##### Supplied records #####
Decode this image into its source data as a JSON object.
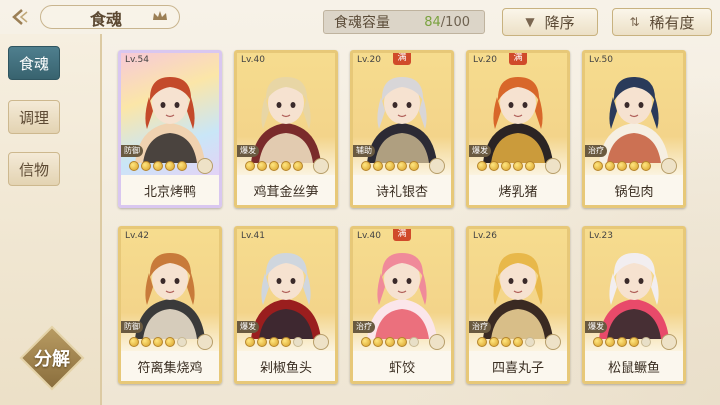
{
  "header": {
    "title": "食魂",
    "capacity_label": "食魂容量",
    "capacity_current": "84",
    "capacity_max": "/100",
    "sort_order_label": "降序",
    "sort_by_label": "稀有度"
  },
  "sidebar": {
    "tabs": [
      {
        "label": "食魂",
        "active": true
      },
      {
        "label": "调理",
        "active": false
      },
      {
        "label": "信物",
        "active": false
      }
    ],
    "decompose_label": "分解"
  },
  "colors": {
    "accent_teal": "#3f6f7c",
    "gold": "#e7c878",
    "capacity_green": "#7aa23f"
  },
  "cards": [
    {
      "level": "Lv.54",
      "name": "北京烤鸭",
      "role": "防御",
      "stars": 5,
      "full": false,
      "rainbow": true,
      "palette": [
        "#c44a2a",
        "#f0d2b0",
        "#2d2a2a"
      ]
    },
    {
      "level": "Lv.40",
      "name": "鸡茸金丝笋",
      "role": "爆发",
      "stars": 5,
      "full": false,
      "rainbow": false,
      "palette": [
        "#e8d6a5",
        "#7a2b2b",
        "#f4e8c8"
      ]
    },
    {
      "level": "Lv.20",
      "name": "诗礼银杏",
      "role": "辅助",
      "stars": 5,
      "full": true,
      "rainbow": false,
      "palette": [
        "#d8d6d8",
        "#2c2a34",
        "#c7b48e"
      ]
    },
    {
      "level": "Lv.20",
      "name": "烤乳猪",
      "role": "爆发",
      "stars": 5,
      "full": true,
      "rainbow": false,
      "palette": [
        "#d8672a",
        "#2b2424",
        "#e8b040"
      ]
    },
    {
      "level": "Lv.50",
      "name": "锅包肉",
      "role": "治疗",
      "stars": 5,
      "full": false,
      "rainbow": false,
      "palette": [
        "#2a3a5a",
        "#f6efe2",
        "#c45a3a"
      ]
    },
    {
      "level": "Lv.42",
      "name": "符离集烧鸡",
      "role": "防御",
      "stars": 4,
      "full": false,
      "rainbow": false,
      "palette": [
        "#c87a3a",
        "#3a3a3a",
        "#f2e6d2"
      ]
    },
    {
      "level": "Lv.41",
      "name": "剁椒鱼头",
      "role": "爆发",
      "stars": 4,
      "full": false,
      "rainbow": false,
      "palette": [
        "#cfd6de",
        "#9a1e1e",
        "#2e2a34"
      ]
    },
    {
      "level": "Lv.40",
      "name": "虾饺",
      "role": "治疗",
      "stars": 4,
      "full": true,
      "rainbow": false,
      "palette": [
        "#f08a9a",
        "#fbe6ea",
        "#e85a6a"
      ]
    },
    {
      "level": "Lv.26",
      "name": "四喜丸子",
      "role": "治疗",
      "stars": 4,
      "full": false,
      "rainbow": false,
      "palette": [
        "#e8b84a",
        "#3a2a22",
        "#f4d89a"
      ]
    },
    {
      "level": "Lv.23",
      "name": "松鼠鳜鱼",
      "role": "爆发",
      "stars": 4,
      "full": false,
      "rainbow": false,
      "palette": [
        "#f2eef0",
        "#e84a6a",
        "#2a2a2a"
      ]
    }
  ]
}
#####
*Required work*: Repeat each entry exactly as it appears; skip any picture.

*Worked answer*:
Decode this image into its source data as a JSON object.
{
  "header": {
    "title": "食魂",
    "capacity_label": "食魂容量",
    "capacity_current": "84",
    "capacity_max": "/100",
    "sort_order_label": "降序",
    "sort_by_label": "稀有度"
  },
  "sidebar": {
    "tabs": [
      {
        "label": "食魂",
        "active": true
      },
      {
        "label": "调理",
        "active": false
      },
      {
        "label": "信物",
        "active": false
      }
    ],
    "decompose_label": "分解"
  },
  "colors": {
    "accent_teal": "#3f6f7c",
    "gold": "#e7c878",
    "capacity_green": "#7aa23f"
  },
  "cards": [
    {
      "level": "Lv.54",
      "name": "北京烤鸭",
      "role": "防御",
      "stars": 5,
      "full": false,
      "rainbow": true,
      "palette": [
        "#c44a2a",
        "#f0d2b0",
        "#2d2a2a"
      ]
    },
    {
      "level": "Lv.40",
      "name": "鸡茸金丝笋",
      "role": "爆发",
      "stars": 5,
      "full": false,
      "rainbow": false,
      "palette": [
        "#e8d6a5",
        "#7a2b2b",
        "#f4e8c8"
      ]
    },
    {
      "level": "Lv.20",
      "name": "诗礼银杏",
      "role": "辅助",
      "stars": 5,
      "full": true,
      "rainbow": false,
      "palette": [
        "#d8d6d8",
        "#2c2a34",
        "#c7b48e"
      ]
    },
    {
      "level": "Lv.20",
      "name": "烤乳猪",
      "role": "爆发",
      "stars": 5,
      "full": true,
      "rainbow": false,
      "palette": [
        "#d8672a",
        "#2b2424",
        "#e8b040"
      ]
    },
    {
      "level": "Lv.50",
      "name": "锅包肉",
      "role": "治疗",
      "stars": 5,
      "full": false,
      "rainbow": false,
      "palette": [
        "#2a3a5a",
        "#f6efe2",
        "#c45a3a"
      ]
    },
    {
      "level": "Lv.42",
      "name": "符离集烧鸡",
      "role": "防御",
      "stars": 4,
      "full": false,
      "rainbow": false,
      "palette": [
        "#c87a3a",
        "#3a3a3a",
        "#f2e6d2"
      ]
    },
    {
      "level": "Lv.41",
      "name": "剁椒鱼头",
      "role": "爆发",
      "stars": 4,
      "full": false,
      "rainbow": false,
      "palette": [
        "#cfd6de",
        "#9a1e1e",
        "#2e2a34"
      ]
    },
    {
      "level": "Lv.40",
      "name": "虾饺",
      "role": "治疗",
      "stars": 4,
      "full": true,
      "rainbow": false,
      "palette": [
        "#f08a9a",
        "#fbe6ea",
        "#e85a6a"
      ]
    },
    {
      "level": "Lv.26",
      "name": "四喜丸子",
      "role": "治疗",
      "stars": 4,
      "full": false,
      "rainbow": false,
      "palette": [
        "#e8b84a",
        "#3a2a22",
        "#f4d89a"
      ]
    },
    {
      "level": "Lv.23",
      "name": "松鼠鳜鱼",
      "role": "爆发",
      "stars": 4,
      "full": false,
      "rainbow": false,
      "palette": [
        "#f2eef0",
        "#e84a6a",
        "#2a2a2a"
      ]
    }
  ]
}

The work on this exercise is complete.